(STATED EXERCISE):
Return all lines where the word "this" can be found.
-- BEGIN INPUT RECORDS --
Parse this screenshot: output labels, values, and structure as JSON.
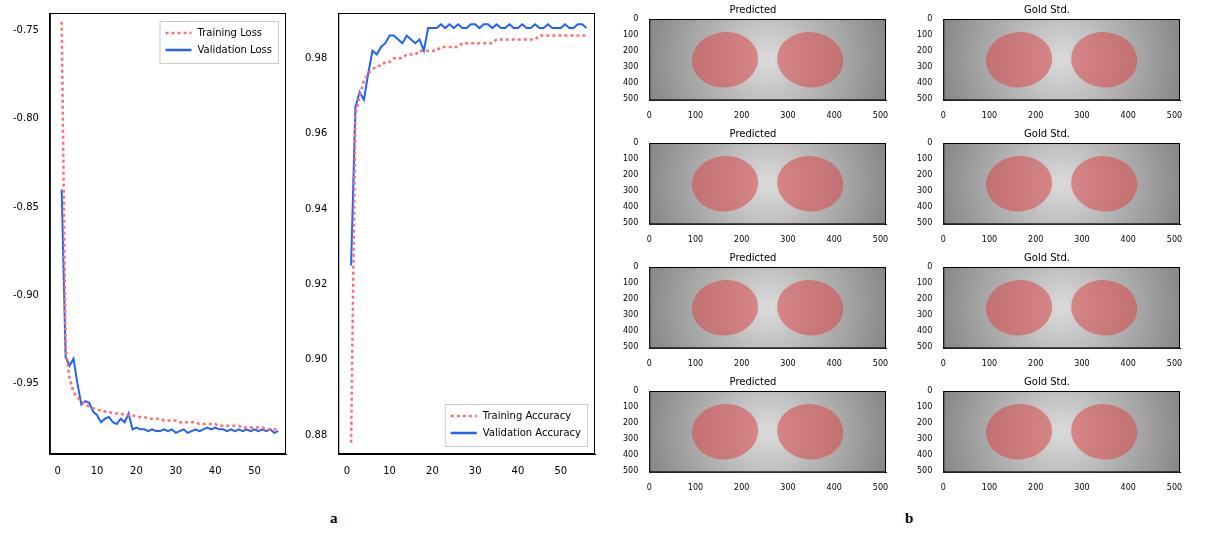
{
  "chart_data": [
    {
      "type": "line",
      "x": [
        1,
        2,
        3,
        4,
        5,
        6,
        7,
        8,
        9,
        10,
        11,
        12,
        13,
        14,
        15,
        16,
        17,
        18,
        19,
        20,
        21,
        22,
        23,
        24,
        25,
        26,
        27,
        28,
        29,
        30,
        31,
        32,
        33,
        34,
        35,
        36,
        37,
        38,
        39,
        40,
        41,
        42,
        43,
        44,
        45,
        46,
        47,
        48,
        49,
        50,
        51,
        52,
        53,
        54,
        55,
        56
      ],
      "xlim": [
        -2,
        58
      ],
      "xticks": [
        0,
        10,
        20,
        30,
        40,
        50
      ],
      "ylim": [
        -0.99,
        -0.74
      ],
      "yticks": [
        -0.75,
        {
          "value": -0.8,
          "label": "-0.80"
        },
        -0.85,
        {
          "value": -0.9,
          "label": "-0.90"
        },
        -0.95
      ],
      "grid": false,
      "legend": "upper right",
      "series": [
        {
          "name": "Training Loss",
          "color": "#ff6f6f",
          "line_style": "dotted",
          "values": [
            -0.745,
            -0.93,
            -0.947,
            -0.955,
            -0.958,
            -0.96,
            -0.962,
            -0.963,
            -0.964,
            -0.965,
            -0.965,
            -0.966,
            -0.966,
            -0.967,
            -0.967,
            -0.967,
            -0.968,
            -0.968,
            -0.968,
            -0.969,
            -0.969,
            -0.969,
            -0.97,
            -0.97,
            -0.97,
            -0.97,
            -0.971,
            -0.971,
            -0.971,
            -0.971,
            -0.972,
            -0.972,
            -0.972,
            -0.972,
            -0.972,
            -0.973,
            -0.973,
            -0.973,
            -0.973,
            -0.973,
            -0.974,
            -0.974,
            -0.974,
            -0.974,
            -0.974,
            -0.974,
            -0.975,
            -0.975,
            -0.975,
            -0.975,
            -0.975,
            -0.975,
            -0.976,
            -0.976,
            -0.976,
            -0.976
          ]
        },
        {
          "name": "Validation Loss",
          "color": "#1f62ff",
          "line_style": "solid",
          "values": [
            -0.84,
            -0.935,
            -0.94,
            -0.936,
            -0.95,
            -0.962,
            -0.96,
            -0.961,
            -0.966,
            -0.968,
            -0.972,
            -0.97,
            -0.969,
            -0.972,
            -0.973,
            -0.97,
            -0.972,
            -0.967,
            -0.976,
            -0.975,
            -0.976,
            -0.976,
            -0.977,
            -0.976,
            -0.977,
            -0.977,
            -0.976,
            -0.977,
            -0.976,
            -0.978,
            -0.977,
            -0.976,
            -0.978,
            -0.977,
            -0.976,
            -0.977,
            -0.976,
            -0.975,
            -0.976,
            -0.975,
            -0.976,
            -0.976,
            -0.977,
            -0.976,
            -0.977,
            -0.976,
            -0.977,
            -0.976,
            -0.977,
            -0.976,
            -0.977,
            -0.976,
            -0.977,
            -0.976,
            -0.978,
            -0.977
          ]
        }
      ]
    },
    {
      "type": "line",
      "x": [
        1,
        2,
        3,
        4,
        5,
        6,
        7,
        8,
        9,
        10,
        11,
        12,
        13,
        14,
        15,
        16,
        17,
        18,
        19,
        20,
        21,
        22,
        23,
        24,
        25,
        26,
        27,
        28,
        29,
        30,
        31,
        32,
        33,
        34,
        35,
        36,
        37,
        38,
        39,
        40,
        41,
        42,
        43,
        44,
        45,
        46,
        47,
        48,
        49,
        50,
        51,
        52,
        53,
        54,
        55,
        56
      ],
      "xlim": [
        -2,
        58
      ],
      "xticks": [
        0,
        10,
        20,
        30,
        40,
        50
      ],
      "ylim": [
        0.875,
        0.992
      ],
      "yticks": [
        0.88,
        {
          "value": 0.9,
          "label": "0.90"
        },
        0.92,
        0.94,
        0.96,
        0.98
      ],
      "grid": false,
      "legend": "lower right",
      "series": [
        {
          "name": "Training Accuracy",
          "color": "#ff6f6f",
          "line_style": "dotted",
          "values": [
            0.878,
            0.965,
            0.97,
            0.974,
            0.976,
            0.977,
            0.978,
            0.978,
            0.979,
            0.979,
            0.98,
            0.98,
            0.98,
            0.981,
            0.981,
            0.981,
            0.982,
            0.982,
            0.982,
            0.982,
            0.982,
            0.983,
            0.983,
            0.983,
            0.983,
            0.983,
            0.984,
            0.984,
            0.984,
            0.984,
            0.984,
            0.984,
            0.984,
            0.984,
            0.985,
            0.985,
            0.985,
            0.985,
            0.985,
            0.985,
            0.985,
            0.985,
            0.985,
            0.985,
            0.986,
            0.986,
            0.986,
            0.986,
            0.986,
            0.986,
            0.986,
            0.986,
            0.986,
            0.986,
            0.986,
            0.986
          ]
        },
        {
          "name": "Validation Accuracy",
          "color": "#1f62ff",
          "line_style": "solid",
          "values": [
            0.925,
            0.967,
            0.971,
            0.969,
            0.976,
            0.982,
            0.981,
            0.983,
            0.984,
            0.986,
            0.986,
            0.985,
            0.984,
            0.986,
            0.985,
            0.984,
            0.985,
            0.982,
            0.988,
            0.988,
            0.988,
            0.989,
            0.988,
            0.989,
            0.988,
            0.989,
            0.988,
            0.988,
            0.989,
            0.989,
            0.988,
            0.989,
            0.989,
            0.988,
            0.989,
            0.988,
            0.988,
            0.989,
            0.988,
            0.988,
            0.989,
            0.988,
            0.988,
            0.989,
            0.988,
            0.988,
            0.989,
            0.988,
            0.988,
            0.988,
            0.989,
            0.988,
            0.988,
            0.989,
            0.989,
            0.988
          ]
        }
      ]
    }
  ],
  "panel_labels": [
    "a",
    "b"
  ],
  "image_grid": {
    "titles": [
      "Predicted",
      "Gold Std.",
      "Predicted",
      "Gold Std.",
      "Predicted",
      "Gold Std.",
      "Predicted",
      "Gold Std."
    ],
    "xlim": [
      0,
      512
    ],
    "xticks": [
      0,
      100,
      200,
      300,
      400,
      500
    ],
    "ylim": [
      0,
      512
    ],
    "yticks": [
      0,
      100,
      200,
      300,
      400,
      500
    ]
  }
}
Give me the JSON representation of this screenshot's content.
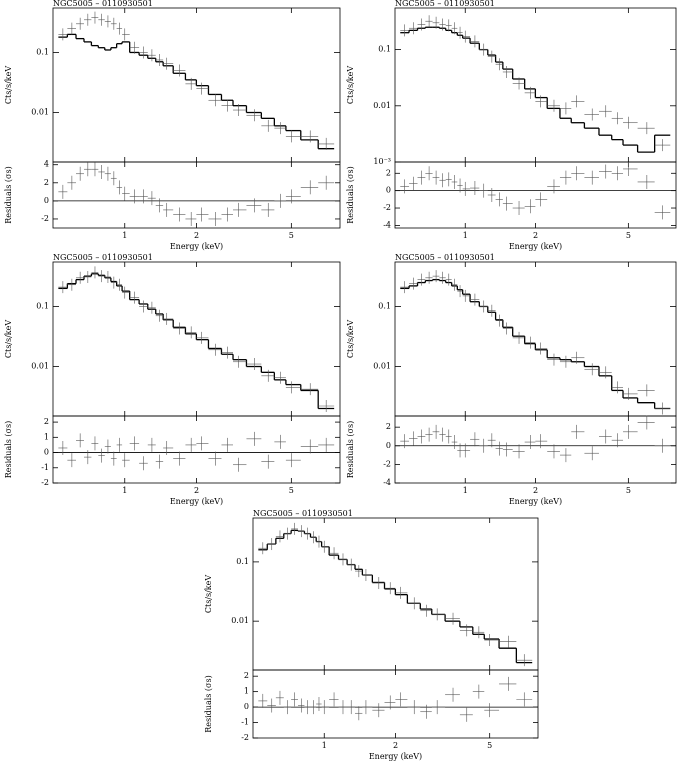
{
  "chart_data": [
    {
      "type": "spectrum",
      "title": "NGC5005 – 0110930501",
      "xlabel": "Energy (keV)",
      "ylabel": "Cts/s/keV",
      "residual_label": "Residuals (σs)",
      "xlog": true,
      "ylog": true,
      "xlim": [
        0.5,
        8
      ],
      "xticks": [
        1,
        2,
        5
      ],
      "ylim": [
        0.0015,
        0.55
      ],
      "yticks": [
        0.1,
        0.01
      ],
      "residual_ylim": [
        -3,
        4.3
      ],
      "residual_yticks": [
        -2,
        0,
        2,
        4
      ],
      "x": [
        0.55,
        0.6,
        0.65,
        0.7,
        0.75,
        0.8,
        0.85,
        0.9,
        0.95,
        1.0,
        1.1,
        1.2,
        1.3,
        1.4,
        1.5,
        1.7,
        1.9,
        2.1,
        2.4,
        2.7,
        3.0,
        3.5,
        4.0,
        4.5,
        5.0,
        6.0,
        7.0
      ],
      "values": [
        0.2,
        0.25,
        0.3,
        0.35,
        0.38,
        0.35,
        0.33,
        0.3,
        0.25,
        0.2,
        0.12,
        0.1,
        0.09,
        0.075,
        0.065,
        0.05,
        0.03,
        0.025,
        0.016,
        0.013,
        0.011,
        0.009,
        0.006,
        0.0055,
        0.004,
        0.004,
        0.003
      ],
      "model": [
        0.18,
        0.2,
        0.17,
        0.15,
        0.13,
        0.12,
        0.11,
        0.12,
        0.14,
        0.15,
        0.1,
        0.09,
        0.08,
        0.07,
        0.06,
        0.045,
        0.035,
        0.028,
        0.02,
        0.016,
        0.013,
        0.01,
        0.008,
        0.006,
        0.005,
        0.0035,
        0.0025
      ],
      "residuals": [
        1,
        2,
        3,
        3.5,
        3.5,
        3.2,
        3,
        2.5,
        1.5,
        0.8,
        0.5,
        0.5,
        0.3,
        -0.5,
        -1,
        -1.5,
        -2,
        -1.5,
        -2,
        -1.5,
        -1,
        -0.5,
        -1,
        0,
        0.5,
        1.5,
        2
      ]
    },
    {
      "type": "spectrum",
      "title": "NGC5005 – 0110930501",
      "xlabel": "Energy (keV)",
      "ylabel": "Cts/s/keV",
      "residual_label": "Residuals (σs)",
      "xlog": true,
      "ylog": true,
      "xlim": [
        0.5,
        8
      ],
      "xticks": [
        1,
        2,
        5
      ],
      "ylim": [
        0.001,
        0.55
      ],
      "yticks": [
        0.1,
        0.01,
        {
          "value": 0.001,
          "label": "10⁻³"
        }
      ],
      "residual_ylim": [
        -4.3,
        3.3
      ],
      "residual_yticks": [
        -4,
        -2,
        0,
        2
      ],
      "x": [
        0.55,
        0.6,
        0.65,
        0.7,
        0.75,
        0.8,
        0.85,
        0.9,
        0.95,
        1.0,
        1.1,
        1.2,
        1.3,
        1.4,
        1.5,
        1.7,
        1.9,
        2.1,
        2.4,
        2.7,
        3.0,
        3.5,
        4.0,
        4.5,
        5.0,
        6.0,
        7.0
      ],
      "values": [
        0.22,
        0.24,
        0.28,
        0.32,
        0.3,
        0.28,
        0.27,
        0.24,
        0.2,
        0.17,
        0.14,
        0.1,
        0.075,
        0.055,
        0.04,
        0.025,
        0.017,
        0.012,
        0.01,
        0.009,
        0.012,
        0.007,
        0.008,
        0.006,
        0.005,
        0.004,
        0.002
      ],
      "model": [
        0.2,
        0.22,
        0.24,
        0.25,
        0.25,
        0.24,
        0.22,
        0.2,
        0.18,
        0.16,
        0.13,
        0.1,
        0.08,
        0.06,
        0.045,
        0.03,
        0.02,
        0.014,
        0.009,
        0.006,
        0.005,
        0.004,
        0.003,
        0.0025,
        0.002,
        0.0015,
        0.003
      ],
      "residuals": [
        0.5,
        0.8,
        1.5,
        2,
        1.5,
        1.2,
        1.3,
        1,
        0.6,
        0.2,
        0.3,
        0,
        -0.5,
        -1,
        -1.5,
        -2,
        -1.8,
        -1,
        0.5,
        1.5,
        2,
        1.5,
        2.2,
        2,
        2.5,
        1,
        -2.5
      ]
    },
    {
      "type": "spectrum",
      "title": "NGC5005 – 0110930501",
      "xlabel": "Energy (keV)",
      "ylabel": "Cts/s/keV",
      "residual_label": "Residuals (σs)",
      "xlog": true,
      "ylog": true,
      "xlim": [
        0.5,
        8
      ],
      "xticks": [
        1,
        2,
        5
      ],
      "ylim": [
        0.0015,
        0.55
      ],
      "yticks": [
        0.1,
        0.01
      ],
      "residual_ylim": [
        -2,
        2.4
      ],
      "residual_yticks": [
        -2,
        -1,
        0,
        1,
        2
      ],
      "x": [
        0.55,
        0.6,
        0.65,
        0.7,
        0.75,
        0.8,
        0.85,
        0.9,
        0.95,
        1.0,
        1.1,
        1.2,
        1.3,
        1.4,
        1.5,
        1.7,
        1.9,
        2.1,
        2.4,
        2.7,
        3.0,
        3.5,
        4.0,
        4.5,
        5.0,
        6.0,
        7.0
      ],
      "values": [
        0.21,
        0.23,
        0.3,
        0.31,
        0.37,
        0.32,
        0.31,
        0.25,
        0.23,
        0.17,
        0.14,
        0.1,
        0.095,
        0.07,
        0.062,
        0.043,
        0.037,
        0.03,
        0.019,
        0.017,
        0.012,
        0.011,
        0.007,
        0.0065,
        0.0045,
        0.0042,
        0.0022
      ],
      "model": [
        0.2,
        0.24,
        0.28,
        0.32,
        0.35,
        0.33,
        0.3,
        0.26,
        0.22,
        0.18,
        0.13,
        0.11,
        0.09,
        0.075,
        0.06,
        0.045,
        0.035,
        0.028,
        0.02,
        0.016,
        0.013,
        0.01,
        0.008,
        0.006,
        0.005,
        0.004,
        0.002
      ],
      "residuals": [
        0.3,
        -0.5,
        0.8,
        -0.3,
        0.6,
        -0.2,
        0.4,
        -0.4,
        0.5,
        -0.5,
        0.6,
        -0.7,
        0.5,
        -0.6,
        0.3,
        -0.4,
        0.5,
        0.6,
        -0.4,
        0.5,
        -0.8,
        0.9,
        -0.6,
        0.7,
        -0.5,
        0.4,
        0.5
      ]
    },
    {
      "type": "spectrum",
      "title": "NGC5005 – 0110930501",
      "xlabel": "Energy (keV)",
      "ylabel": "Cts/s/keV",
      "residual_label": "Residuals (σs)",
      "xlog": true,
      "ylog": true,
      "xlim": [
        0.5,
        8
      ],
      "xticks": [
        1,
        2,
        5
      ],
      "ylim": [
        0.0015,
        0.55
      ],
      "yticks": [
        0.1,
        0.01
      ],
      "residual_ylim": [
        -4,
        3.2
      ],
      "residual_yticks": [
        -4,
        -2,
        0,
        2
      ],
      "x": [
        0.55,
        0.6,
        0.65,
        0.7,
        0.75,
        0.8,
        0.85,
        0.9,
        0.95,
        1.0,
        1.1,
        1.2,
        1.3,
        1.4,
        1.5,
        1.7,
        1.9,
        2.1,
        2.4,
        2.7,
        3.0,
        3.5,
        4.0,
        4.5,
        5.0,
        6.0,
        7.0
      ],
      "values": [
        0.21,
        0.24,
        0.28,
        0.3,
        0.32,
        0.3,
        0.28,
        0.23,
        0.18,
        0.15,
        0.13,
        0.1,
        0.085,
        0.058,
        0.043,
        0.03,
        0.025,
        0.02,
        0.013,
        0.012,
        0.014,
        0.009,
        0.008,
        0.0045,
        0.0035,
        0.004,
        0.002
      ],
      "model": [
        0.2,
        0.22,
        0.25,
        0.27,
        0.28,
        0.27,
        0.25,
        0.22,
        0.19,
        0.16,
        0.12,
        0.1,
        0.08,
        0.06,
        0.045,
        0.032,
        0.024,
        0.019,
        0.014,
        0.013,
        0.012,
        0.01,
        0.007,
        0.004,
        0.003,
        0.0025,
        0.002
      ],
      "residuals": [
        0.5,
        0.8,
        1,
        1.2,
        1.5,
        1.2,
        1,
        0.4,
        -0.5,
        -0.5,
        0.7,
        0,
        0.6,
        -0.3,
        -0.4,
        -0.6,
        0.4,
        0.5,
        -0.6,
        -1,
        1.5,
        -0.8,
        1,
        0.6,
        1.5,
        2.5,
        0
      ]
    },
    {
      "type": "spectrum",
      "title": "NGC5005 – 0110930501",
      "xlabel": "Energy (keV)",
      "ylabel": "Cts/s/keV",
      "residual_label": "Residuals (σs)",
      "xlog": true,
      "ylog": true,
      "xlim": [
        0.5,
        8
      ],
      "xticks": [
        1,
        2,
        5
      ],
      "ylim": [
        0.0015,
        0.55
      ],
      "yticks": [
        0.1,
        0.01
      ],
      "residual_ylim": [
        -2,
        2.4
      ],
      "residual_yticks": [
        -2,
        -1,
        0,
        1,
        2
      ],
      "x": [
        0.55,
        0.6,
        0.65,
        0.7,
        0.75,
        0.8,
        0.85,
        0.9,
        0.95,
        1.0,
        1.1,
        1.2,
        1.3,
        1.4,
        1.5,
        1.7,
        1.9,
        2.1,
        2.4,
        2.7,
        3.0,
        3.5,
        4.0,
        4.5,
        5.0,
        6.0,
        7.0
      ],
      "values": [
        0.17,
        0.2,
        0.27,
        0.3,
        0.36,
        0.33,
        0.3,
        0.26,
        0.22,
        0.18,
        0.14,
        0.11,
        0.09,
        0.07,
        0.06,
        0.044,
        0.036,
        0.03,
        0.02,
        0.015,
        0.013,
        0.011,
        0.007,
        0.0065,
        0.0048,
        0.0045,
        0.0022
      ],
      "model": [
        0.16,
        0.2,
        0.25,
        0.3,
        0.34,
        0.33,
        0.3,
        0.26,
        0.22,
        0.18,
        0.13,
        0.11,
        0.09,
        0.075,
        0.06,
        0.045,
        0.035,
        0.028,
        0.02,
        0.016,
        0.013,
        0.01,
        0.008,
        0.006,
        0.005,
        0.0035,
        0.002
      ],
      "residuals": [
        0.4,
        0.1,
        0.6,
        0,
        0.5,
        0.1,
        0,
        0,
        0.2,
        0,
        0.5,
        0,
        0,
        -0.4,
        0,
        -0.2,
        0.3,
        0.5,
        0,
        -0.3,
        0,
        0.8,
        -0.5,
        1,
        -0.2,
        1.5,
        0.5
      ]
    }
  ]
}
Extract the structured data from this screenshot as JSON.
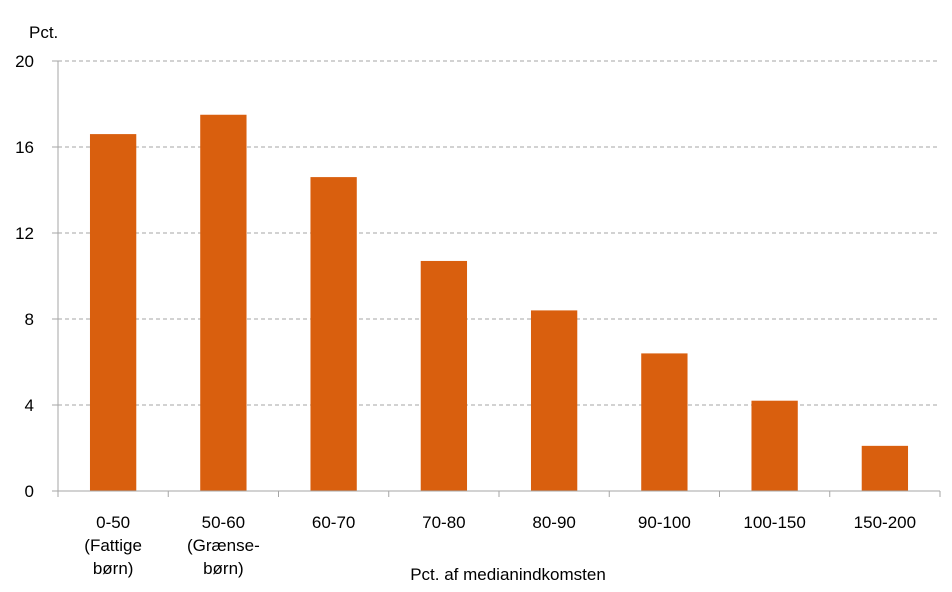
{
  "chart_data": {
    "type": "bar",
    "ylabel": "Pct.",
    "xlabel": "Pct. af medianindkomsten",
    "categories": [
      [
        "0-50",
        "(Fattige",
        "børn)"
      ],
      [
        "50-60",
        "(Grænse-",
        "børn)"
      ],
      [
        "60-70"
      ],
      [
        "70-80"
      ],
      [
        "80-90"
      ],
      [
        "90-100"
      ],
      [
        "100-150"
      ],
      [
        "150-200"
      ]
    ],
    "values": [
      16.6,
      17.5,
      14.6,
      10.7,
      8.4,
      6.4,
      4.2,
      2.1
    ],
    "ylim": [
      0,
      20
    ],
    "yticks": [
      0,
      4,
      8,
      12,
      16,
      20
    ],
    "grid": true,
    "bar_color": "#D95F0E",
    "grid_color": "#A6A6A6",
    "axis_color": "#A6A6A6"
  }
}
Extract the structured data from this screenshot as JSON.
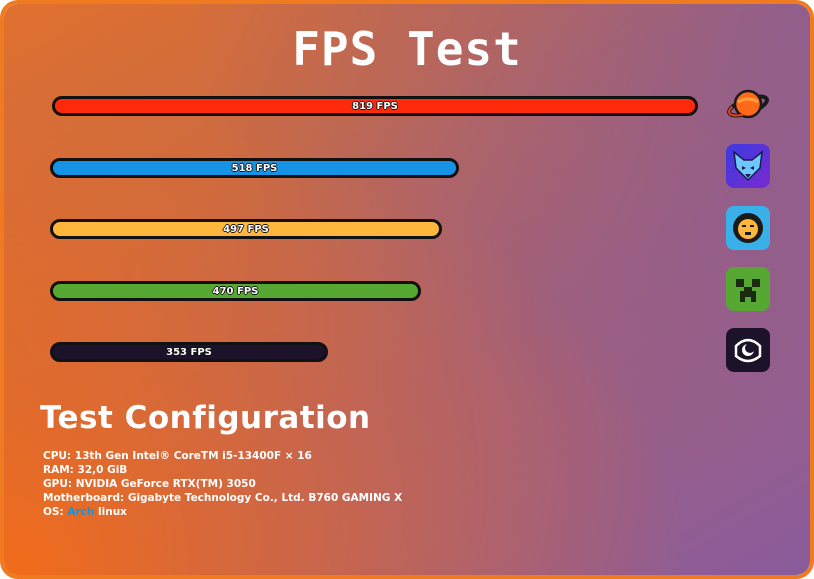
{
  "title": "FPS Test",
  "chart_data": {
    "type": "bar",
    "orientation": "horizontal",
    "unit": "FPS",
    "max_value": 819,
    "bars": [
      {
        "value": 819,
        "label": "819 FPS",
        "color": "#ff2a0a",
        "icon": "planet-icon"
      },
      {
        "value": 518,
        "label": "518 FPS",
        "color": "#1793e6",
        "icon": "wolf-icon"
      },
      {
        "value": 497,
        "label": "497 FPS",
        "color": "#ffb63c",
        "icon": "lion-icon"
      },
      {
        "value": 470,
        "label": "470 FPS",
        "color": "#56a832",
        "icon": "creeper-icon"
      },
      {
        "value": 353,
        "label": "353 FPS",
        "color": "#1c1229",
        "icon": "moon-logo-icon"
      }
    ]
  },
  "config": {
    "title": "Test Configuration",
    "cpu": "CPU: 13th Gen Intel® CoreTM i5-13400F × 16",
    "ram": "RAM: 32,0 GiB",
    "gpu": "GPU: NVIDIA GeForce RTX(TM) 3050",
    "motherboard": "Motherboard: Gigabyte Technology Co., Ltd. B760 GAMING X",
    "os_prefix": "OS: ",
    "os_arch": "Arch",
    "os_suffix": " linux"
  }
}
-- END INPUT RECORDS --
(EXERCISE OUTPUT):
Parse this screenshot: output labels, values, and structure as JSON.
Give me the JSON representation of this screenshot's content.
Extract the structured data from this screenshot as JSON.
Extract the structured data from this screenshot as JSON.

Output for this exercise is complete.